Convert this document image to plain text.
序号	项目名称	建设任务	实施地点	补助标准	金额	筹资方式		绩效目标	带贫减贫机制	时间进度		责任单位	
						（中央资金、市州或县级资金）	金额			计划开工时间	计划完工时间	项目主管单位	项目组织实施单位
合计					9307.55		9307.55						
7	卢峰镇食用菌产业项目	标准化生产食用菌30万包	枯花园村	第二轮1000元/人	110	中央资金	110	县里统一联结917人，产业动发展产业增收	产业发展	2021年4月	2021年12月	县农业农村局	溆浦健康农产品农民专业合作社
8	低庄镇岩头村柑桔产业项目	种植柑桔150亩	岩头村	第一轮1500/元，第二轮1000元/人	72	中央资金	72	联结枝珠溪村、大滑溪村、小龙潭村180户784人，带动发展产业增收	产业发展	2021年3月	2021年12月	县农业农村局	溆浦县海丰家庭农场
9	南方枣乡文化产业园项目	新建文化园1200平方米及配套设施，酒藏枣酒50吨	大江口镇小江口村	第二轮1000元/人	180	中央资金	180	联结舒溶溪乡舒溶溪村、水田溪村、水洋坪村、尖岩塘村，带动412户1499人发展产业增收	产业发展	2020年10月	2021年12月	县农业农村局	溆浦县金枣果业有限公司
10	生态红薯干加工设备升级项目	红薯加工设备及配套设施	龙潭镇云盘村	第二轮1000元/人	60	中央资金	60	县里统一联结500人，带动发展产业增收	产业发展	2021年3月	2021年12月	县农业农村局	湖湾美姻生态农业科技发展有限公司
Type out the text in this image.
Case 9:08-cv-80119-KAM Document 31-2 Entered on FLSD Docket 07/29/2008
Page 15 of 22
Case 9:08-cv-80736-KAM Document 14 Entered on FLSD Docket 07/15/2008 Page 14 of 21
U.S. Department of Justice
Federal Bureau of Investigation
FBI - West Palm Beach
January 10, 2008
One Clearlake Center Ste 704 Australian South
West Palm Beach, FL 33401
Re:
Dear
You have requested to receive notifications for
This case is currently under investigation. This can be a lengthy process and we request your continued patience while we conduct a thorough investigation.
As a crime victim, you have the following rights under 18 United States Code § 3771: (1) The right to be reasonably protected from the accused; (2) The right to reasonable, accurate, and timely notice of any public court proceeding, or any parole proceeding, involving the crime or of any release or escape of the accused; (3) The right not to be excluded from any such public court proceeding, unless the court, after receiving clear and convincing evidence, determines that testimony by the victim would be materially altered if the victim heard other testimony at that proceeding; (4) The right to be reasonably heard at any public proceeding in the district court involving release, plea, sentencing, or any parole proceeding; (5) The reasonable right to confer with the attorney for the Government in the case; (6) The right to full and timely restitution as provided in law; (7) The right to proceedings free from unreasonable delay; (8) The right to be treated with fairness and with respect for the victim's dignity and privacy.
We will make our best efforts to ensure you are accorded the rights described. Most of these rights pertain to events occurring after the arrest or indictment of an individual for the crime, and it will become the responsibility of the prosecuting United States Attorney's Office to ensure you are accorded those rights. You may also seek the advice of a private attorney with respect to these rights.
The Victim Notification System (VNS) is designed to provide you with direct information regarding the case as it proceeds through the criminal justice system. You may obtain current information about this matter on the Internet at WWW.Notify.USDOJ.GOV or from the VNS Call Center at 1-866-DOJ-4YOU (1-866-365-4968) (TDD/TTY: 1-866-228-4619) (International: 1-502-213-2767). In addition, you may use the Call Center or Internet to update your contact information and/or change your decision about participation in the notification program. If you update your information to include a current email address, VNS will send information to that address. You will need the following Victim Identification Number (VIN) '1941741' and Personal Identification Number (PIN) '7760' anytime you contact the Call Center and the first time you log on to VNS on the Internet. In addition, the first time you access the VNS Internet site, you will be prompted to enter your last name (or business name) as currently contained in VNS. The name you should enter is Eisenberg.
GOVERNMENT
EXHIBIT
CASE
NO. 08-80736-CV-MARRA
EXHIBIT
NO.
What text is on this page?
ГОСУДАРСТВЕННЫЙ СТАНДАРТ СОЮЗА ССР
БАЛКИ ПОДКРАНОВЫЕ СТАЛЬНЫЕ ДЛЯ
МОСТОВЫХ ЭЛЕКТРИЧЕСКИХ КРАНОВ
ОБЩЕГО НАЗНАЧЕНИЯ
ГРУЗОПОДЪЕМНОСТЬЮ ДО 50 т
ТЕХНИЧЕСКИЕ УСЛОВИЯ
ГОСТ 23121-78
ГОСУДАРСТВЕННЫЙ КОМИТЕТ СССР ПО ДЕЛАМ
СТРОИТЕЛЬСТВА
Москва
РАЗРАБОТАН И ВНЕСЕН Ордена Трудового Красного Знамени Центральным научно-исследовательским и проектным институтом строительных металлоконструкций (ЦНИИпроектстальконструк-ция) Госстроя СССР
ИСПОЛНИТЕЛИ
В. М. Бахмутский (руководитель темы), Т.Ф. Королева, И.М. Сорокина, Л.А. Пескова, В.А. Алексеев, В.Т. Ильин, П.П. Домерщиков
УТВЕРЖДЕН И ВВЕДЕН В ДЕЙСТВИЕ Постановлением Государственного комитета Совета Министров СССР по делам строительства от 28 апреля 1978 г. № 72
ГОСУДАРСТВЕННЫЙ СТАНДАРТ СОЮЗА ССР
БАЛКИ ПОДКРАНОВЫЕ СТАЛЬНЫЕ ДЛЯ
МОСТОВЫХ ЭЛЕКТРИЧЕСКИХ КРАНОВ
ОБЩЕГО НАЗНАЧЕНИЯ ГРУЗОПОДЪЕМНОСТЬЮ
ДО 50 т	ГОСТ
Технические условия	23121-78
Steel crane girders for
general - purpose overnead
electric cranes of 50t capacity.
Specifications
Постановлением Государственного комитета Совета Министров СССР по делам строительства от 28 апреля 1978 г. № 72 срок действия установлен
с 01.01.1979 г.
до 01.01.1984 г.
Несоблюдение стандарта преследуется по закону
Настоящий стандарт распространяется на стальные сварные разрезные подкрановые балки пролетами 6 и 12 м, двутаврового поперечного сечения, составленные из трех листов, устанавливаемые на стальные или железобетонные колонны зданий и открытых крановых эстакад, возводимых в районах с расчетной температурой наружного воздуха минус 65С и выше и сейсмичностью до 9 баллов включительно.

* * *

> **What the exercise asks**: From the records above, extract each line exactly as shown.

> **Written solution**:
Convert this document image to plain text.
序号	项目名称	建设任务	实施地点	补助标准	金额	筹资方式		绩效目标	带贫减贫机制	时间进度		责任单位	
						（中央资金、市州或县级资金）	金额			计划开工时间	计划完工时间	项目主管单位	项目组织实施单位
合计					9307.55		9307.55						
7	卢峰镇食用菌产业项目	标准化生产食用菌30万包	枯花园村	第二轮1000元/人	110	中央资金	110	县里统一联结917人，产业动发展产业增收	产业发展	2021年4月	2021年12月	县农业农村局	溆浦健康农产品农民专业合作社
8	低庄镇岩头村柑桔产业项目	种植柑桔150亩	岩头村	第一轮1500/元，第二轮1000元/人	72	中央资金	72	联结枝珠溪村、大滑溪村、小龙潭村180户784人，带动发展产业增收	产业发展	2021年3月	2021年12月	县农业农村局	溆浦县海丰家庭农场
9	南方枣乡文化产业园项目	新建文化园1200平方米及配套设施，酒藏枣酒50吨	大江口镇小江口村	第二轮1000元/人	180	中央资金	180	联结舒溶溪乡舒溶溪村、水田溪村、水洋坪村、尖岩塘村，带动412户1499人发展产业增收	产业发展	2020年10月	2021年12月	县农业农村局	溆浦县金枣果业有限公司
10	生态红薯干加工设备升级项目	红薯加工设备及配套设施	龙潭镇云盘村	第二轮1000元/人	60	中央资金	60	县里统一联结500人，带动发展产业增收	产业发展	2021年3月	2021年12月	县农业农村局	湖湾美姻生态农业科技发展有限公司
Type out the text in this image.
Case 9:08-cv-80119-KAM Document 31-2 Entered on FLSD Docket 07/29/2008
Page 15 of 22
Case 9:08-cv-80736-KAM Document 14 Entered on FLSD Docket 07/15/2008 Page 14 of 21
U.S. Department of Justice
Federal Bureau of Investigation
FBI - West Palm Beach
January 10, 2008
One Clearlake Center Ste 704 Australian South
West Palm Beach, FL 33401
Re:
Dear
You have requested to receive notifications for
This case is currently under investigation. This can be a lengthy process and we request your continued patience while we conduct a thorough investigation.
As a crime victim, you have the following rights under 18 United States Code § 3771: (1) The right to be reasonably protected from the accused; (2) The right to reasonable, accurate, and timely notice of any public court proceeding, or any parole proceeding, involving the crime or of any release or escape of the accused; (3) The right not to be excluded from any such public court proceeding, unless the court, after receiving clear and convincing evidence, determines that testimony by the victim would be materially altered if the victim heard other testimony at that proceeding; (4) The right to be reasonably heard at any public proceeding in the district court involving release, plea, sentencing, or any parole proceeding; (5) The reasonable right to confer with the attorney for the Government in the case; (6) The right to full and timely restitution as provided in law; (7) The right to proceedings free from unreasonable delay; (8) The right to be treated with fairness and with respect for the victim's dignity and privacy.
We will make our best efforts to ensure you are accorded the rights described. Most of these rights pertain to events occurring after the arrest or indictment of an individual for the crime, and it will become the responsibility of the prosecuting United States Attorney's Office to ensure you are accorded those rights. You may also seek the advice of a private attorney with respect to these rights.
The Victim Notification System (VNS) is designed to provide you with direct information regarding the case as it proceeds through the criminal justice system. You may obtain current information about this matter on the Internet at WWW.Notify.USDOJ.GOV or from the VNS Call Center at 1-866-DOJ-4YOU (1-866-365-4968) (TDD/TTY: 1-866-228-4619) (International: 1-502-213-2767). In addition, you may use the Call Center or Internet to update your contact information and/or change your decision about participation in the notification program. If you update your information to include a current email address, VNS will send information to that address. You will need the following Victim Identification Number (VIN) '1941741' and Personal Identification Number (PIN) '7760' anytime you contact the Call Center and the first time you log on to VNS on the Internet. In addition, the first time you access the VNS Internet site, you will be prompted to enter your last name (or business name) as currently contained in VNS. The name you should enter is Eisenberg.
GOVERNMENT
EXHIBIT
CASE
NO. 08-80736-CV-MARRA
EXHIBIT
NO.
What text is on this page?
ГОСУДАРСТВЕННЫЙ СТАНДАРТ СОЮЗА ССР
БАЛКИ ПОДКРАНОВЫЕ СТАЛЬНЫЕ ДЛЯ
МОСТОВЫХ ЭЛЕКТРИЧЕСКИХ КРАНОВ
ОБЩЕГО НАЗНАЧЕНИЯ
ГРУЗОПОДЪЕМНОСТЬЮ ДО 50 т
ТЕХНИЧЕСКИЕ УСЛОВИЯ
ГОСТ 23121-78
ГОСУДАРСТВЕННЫЙ КОМИТЕТ СССР ПО ДЕЛАМ
СТРОИТЕЛЬСТВА
Москва
РАЗРАБОТАН И ВНЕСЕН Ордена Трудового Красного Знамени Центральным научно-исследовательским и проектным институтом строительных металлоконструкций (ЦНИИпроектстальконструк-ция) Госстроя СССР
ИСПОЛНИТЕЛИ
В. М. Бахмутский (руководитель темы), Т.Ф. Королева, И.М. Сорокина, Л.А. Пескова, В.А. Алексеев, В.Т. Ильин, П.П. Домерщиков
УТВЕРЖДЕН И ВВЕДЕН В ДЕЙСТВИЕ Постановлением Государственного комитета Совета Министров СССР по делам строительства от 28 апреля 1978 г. № 72
ГОСУДАРСТВЕННЫЙ СТАНДАРТ СОЮЗА ССР
БАЛКИ ПОДКРАНОВЫЕ СТАЛЬНЫЕ ДЛЯ
МОСТОВЫХ ЭЛЕКТРИЧЕСКИХ КРАНОВ
ОБЩЕГО НАЗНАЧЕНИЯ ГРУЗОПОДЪЕМНОСТЬЮ
ДО 50 т	ГОСТ
Технические условия	23121-78
Steel crane girders for
general - purpose overnead
electric cranes of 50t capacity.
Specifications
Постановлением Государственного комитета Совета Министров СССР по делам строительства от 28 апреля 1978 г. № 72 срок действия установлен
с 01.01.1979 г.
до 01.01.1984 г.
Несоблюдение стандарта преследуется по закону
Настоящий стандарт распространяется на стальные сварные разрезные подкрановые балки пролетами 6 и 12 м, двутаврового поперечного сечения, составленные из трех листов, устанавливаемые на стальные или железобетонные колонны зданий и открытых крановых эстакад, возводимых в районах с расчетной температурой наружного воздуха минус 65С и выше и сейсмичностью до 9 баллов включительно.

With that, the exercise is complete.